WHAT YOU SHOULD DO. Repeat each line of the material below exactly as it appears, minus any pictures.

--- Begin ---

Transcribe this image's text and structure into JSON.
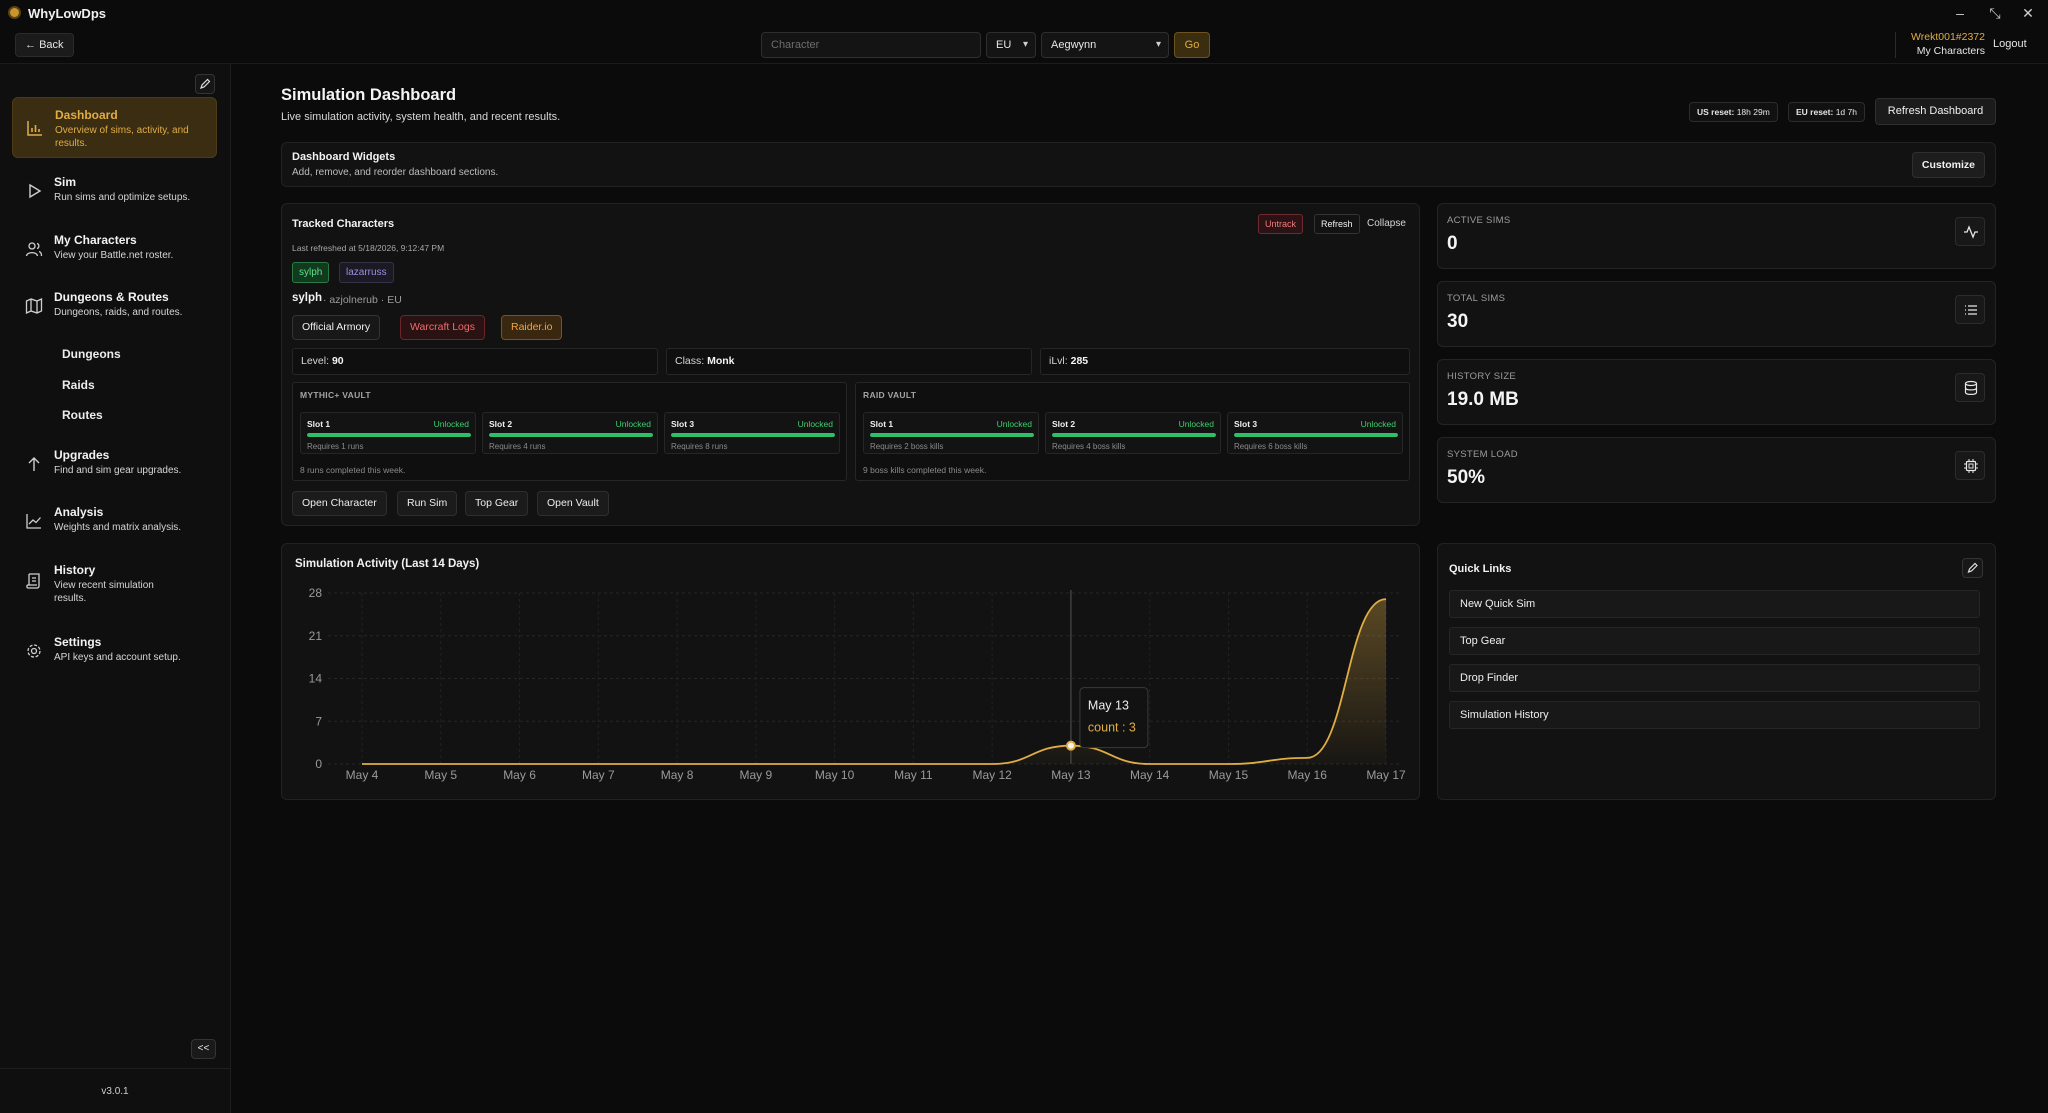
{
  "window": {
    "title": "WhyLowDps"
  },
  "header": {
    "back_label": "Back",
    "character_placeholder": "Character",
    "region": "EU",
    "realm": "Aegwynn",
    "go_label": "Go",
    "user_tag": "Wrekt001#2372",
    "my_characters_label": "My Characters",
    "logout_label": "Logout"
  },
  "sidebar": {
    "items": [
      {
        "title": "Dashboard",
        "desc": "Overview of sims, activity, and results.",
        "icon": "chart-bar-icon"
      },
      {
        "title": "Sim",
        "desc": "Run sims and optimize setups.",
        "icon": "play-icon"
      },
      {
        "title": "My Characters",
        "desc": "View your Battle.net roster.",
        "icon": "users-icon"
      },
      {
        "title": "Dungeons & Routes",
        "desc": "Dungeons, raids, and routes.",
        "icon": "map-icon"
      },
      {
        "title": "Upgrades",
        "desc": "Find and sim gear upgrades.",
        "icon": "arrow-up-icon"
      },
      {
        "title": "Analysis",
        "desc": "Weights and matrix analysis.",
        "icon": "trend-icon"
      },
      {
        "title": "History",
        "desc": "View recent simulation results.",
        "icon": "scroll-icon"
      },
      {
        "title": "Settings",
        "desc": "API keys and account setup.",
        "icon": "gear-icon"
      }
    ],
    "sub_items": [
      "Dungeons",
      "Raids",
      "Routes"
    ],
    "collapse_label": "<<",
    "version": "v3.0.1"
  },
  "page": {
    "title": "Simulation Dashboard",
    "subtitle": "Live simulation activity, system health, and recent results.",
    "us_reset_label": "US reset:",
    "us_reset_value": "18h 29m",
    "eu_reset_label": "EU reset:",
    "eu_reset_value": "1d 7h",
    "refresh_label": "Refresh Dashboard"
  },
  "widgets": {
    "title": "Dashboard Widgets",
    "subtitle": "Add, remove, and reorder dashboard sections.",
    "customize_label": "Customize"
  },
  "tracked": {
    "title": "Tracked Characters",
    "last_refreshed": "Last refreshed at 5/18/2026, 9:12:47 PM",
    "untrack_label": "Untrack",
    "refresh_label": "Refresh",
    "collapse_label": "Collapse",
    "chips": [
      "sylph",
      "lazarruss"
    ],
    "name": "sylph",
    "realm_region": "· azjolnerub · EU",
    "links": [
      "Official Armory",
      "Warcraft Logs",
      "Raider.io"
    ],
    "level_label": "Level:",
    "level": "90",
    "class_label": "Class:",
    "class": "Monk",
    "ilvl_label": "iLvl:",
    "ilvl": "285",
    "mythic_vault": {
      "title": "MYTHIC+ VAULT",
      "slots": [
        {
          "name": "Slot 1",
          "status": "Unlocked",
          "req": "Requires 1 runs",
          "progress": 1
        },
        {
          "name": "Slot 2",
          "status": "Unlocked",
          "req": "Requires 4 runs",
          "progress": 1
        },
        {
          "name": "Slot 3",
          "status": "Unlocked",
          "req": "Requires 8 runs",
          "progress": 1
        }
      ],
      "footer": "8 runs completed this week."
    },
    "raid_vault": {
      "title": "RAID VAULT",
      "slots": [
        {
          "name": "Slot 1",
          "status": "Unlocked",
          "req": "Requires 2 boss kills",
          "progress": 1
        },
        {
          "name": "Slot 2",
          "status": "Unlocked",
          "req": "Requires 4 boss kills",
          "progress": 1
        },
        {
          "name": "Slot 3",
          "status": "Unlocked",
          "req": "Requires 6 boss kills",
          "progress": 1
        }
      ],
      "footer": "9 boss kills completed this week."
    },
    "actions": [
      "Open Character",
      "Run Sim",
      "Top Gear",
      "Open Vault"
    ]
  },
  "stats": [
    {
      "label": "ACTIVE SIMS",
      "value": "0",
      "icon": "activity-icon"
    },
    {
      "label": "TOTAL SIMS",
      "value": "30",
      "icon": "list-icon"
    },
    {
      "label": "HISTORY SIZE",
      "value": "19.0 MB",
      "icon": "database-icon"
    },
    {
      "label": "SYSTEM LOAD",
      "value": "50%",
      "icon": "cpu-icon"
    }
  ],
  "activity": {
    "title": "Simulation Activity (Last 14 Days)",
    "tooltip": {
      "date": "May 13",
      "text": "count : 3"
    }
  },
  "chart_data": {
    "type": "area",
    "title": "Simulation Activity (Last 14 Days)",
    "x": [
      "May 4",
      "May 5",
      "May 6",
      "May 7",
      "May 8",
      "May 9",
      "May 10",
      "May 11",
      "May 12",
      "May 13",
      "May 14",
      "May 15",
      "May 16",
      "May 17"
    ],
    "series": [
      {
        "name": "count",
        "values": [
          0,
          0,
          0,
          0,
          0,
          0,
          0,
          0,
          0,
          3,
          0,
          0,
          1,
          27
        ]
      }
    ],
    "yticks": [
      0,
      7,
      14,
      21,
      28
    ],
    "ylim": [
      0,
      28
    ],
    "grid": true,
    "accent": "#e0ad44"
  },
  "quick_links": {
    "title": "Quick Links",
    "items": [
      "New Quick Sim",
      "Top Gear",
      "Drop Finder",
      "Simulation History"
    ]
  },
  "colors": {
    "accent": "#e0ad44",
    "success": "#3ccf6e",
    "danger": "#f07a7f"
  }
}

--- End ---

WRITTEN RESPONSE.
Transcribe this image's text and structure into JSON.
{
  "window": {
    "title": "WhyLowDps"
  },
  "header": {
    "back_label": "Back",
    "character_placeholder": "Character",
    "region": "EU",
    "realm": "Aegwynn",
    "go_label": "Go",
    "user_tag": "Wrekt001#2372",
    "my_characters_label": "My Characters",
    "logout_label": "Logout"
  },
  "sidebar": {
    "items": [
      {
        "title": "Dashboard",
        "desc": "Overview of sims, activity, and results.",
        "icon": "chart-bar-icon"
      },
      {
        "title": "Sim",
        "desc": "Run sims and optimize setups.",
        "icon": "play-icon"
      },
      {
        "title": "My Characters",
        "desc": "View your Battle.net roster.",
        "icon": "users-icon"
      },
      {
        "title": "Dungeons & Routes",
        "desc": "Dungeons, raids, and routes.",
        "icon": "map-icon"
      },
      {
        "title": "Upgrades",
        "desc": "Find and sim gear upgrades.",
        "icon": "arrow-up-icon"
      },
      {
        "title": "Analysis",
        "desc": "Weights and matrix analysis.",
        "icon": "trend-icon"
      },
      {
        "title": "History",
        "desc": "View recent simulation results.",
        "icon": "scroll-icon"
      },
      {
        "title": "Settings",
        "desc": "API keys and account setup.",
        "icon": "gear-icon"
      }
    ],
    "sub_items": [
      "Dungeons",
      "Raids",
      "Routes"
    ],
    "collapse_label": "<<",
    "version": "v3.0.1"
  },
  "page": {
    "title": "Simulation Dashboard",
    "subtitle": "Live simulation activity, system health, and recent results.",
    "us_reset_label": "US reset:",
    "us_reset_value": "18h 29m",
    "eu_reset_label": "EU reset:",
    "eu_reset_value": "1d 7h",
    "refresh_label": "Refresh Dashboard"
  },
  "widgets": {
    "title": "Dashboard Widgets",
    "subtitle": "Add, remove, and reorder dashboard sections.",
    "customize_label": "Customize"
  },
  "tracked": {
    "title": "Tracked Characters",
    "last_refreshed": "Last refreshed at 5/18/2026, 9:12:47 PM",
    "untrack_label": "Untrack",
    "refresh_label": "Refresh",
    "collapse_label": "Collapse",
    "chips": [
      "sylph",
      "lazarruss"
    ],
    "name": "sylph",
    "realm_region": "· azjolnerub · EU",
    "links": [
      "Official Armory",
      "Warcraft Logs",
      "Raider.io"
    ],
    "level_label": "Level:",
    "level": "90",
    "class_label": "Class:",
    "class": "Monk",
    "ilvl_label": "iLvl:",
    "ilvl": "285",
    "mythic_vault": {
      "title": "MYTHIC+ VAULT",
      "slots": [
        {
          "name": "Slot 1",
          "status": "Unlocked",
          "req": "Requires 1 runs",
          "progress": 1
        },
        {
          "name": "Slot 2",
          "status": "Unlocked",
          "req": "Requires 4 runs",
          "progress": 1
        },
        {
          "name": "Slot 3",
          "status": "Unlocked",
          "req": "Requires 8 runs",
          "progress": 1
        }
      ],
      "footer": "8 runs completed this week."
    },
    "raid_vault": {
      "title": "RAID VAULT",
      "slots": [
        {
          "name": "Slot 1",
          "status": "Unlocked",
          "req": "Requires 2 boss kills",
          "progress": 1
        },
        {
          "name": "Slot 2",
          "status": "Unlocked",
          "req": "Requires 4 boss kills",
          "progress": 1
        },
        {
          "name": "Slot 3",
          "status": "Unlocked",
          "req": "Requires 6 boss kills",
          "progress": 1
        }
      ],
      "footer": "9 boss kills completed this week."
    },
    "actions": [
      "Open Character",
      "Run Sim",
      "Top Gear",
      "Open Vault"
    ]
  },
  "stats": [
    {
      "label": "ACTIVE SIMS",
      "value": "0",
      "icon": "activity-icon"
    },
    {
      "label": "TOTAL SIMS",
      "value": "30",
      "icon": "list-icon"
    },
    {
      "label": "HISTORY SIZE",
      "value": "19.0 MB",
      "icon": "database-icon"
    },
    {
      "label": "SYSTEM LOAD",
      "value": "50%",
      "icon": "cpu-icon"
    }
  ],
  "activity": {
    "title": "Simulation Activity (Last 14 Days)",
    "tooltip": {
      "date": "May 13",
      "text": "count : 3"
    }
  },
  "chart_data": {
    "type": "area",
    "title": "Simulation Activity (Last 14 Days)",
    "x": [
      "May 4",
      "May 5",
      "May 6",
      "May 7",
      "May 8",
      "May 9",
      "May 10",
      "May 11",
      "May 12",
      "May 13",
      "May 14",
      "May 15",
      "May 16",
      "May 17"
    ],
    "series": [
      {
        "name": "count",
        "values": [
          0,
          0,
          0,
          0,
          0,
          0,
          0,
          0,
          0,
          3,
          0,
          0,
          1,
          27
        ]
      }
    ],
    "yticks": [
      0,
      7,
      14,
      21,
      28
    ],
    "ylim": [
      0,
      28
    ],
    "grid": true,
    "accent": "#e0ad44"
  },
  "quick_links": {
    "title": "Quick Links",
    "items": [
      "New Quick Sim",
      "Top Gear",
      "Drop Finder",
      "Simulation History"
    ]
  },
  "colors": {
    "accent": "#e0ad44",
    "success": "#3ccf6e",
    "danger": "#f07a7f"
  }
}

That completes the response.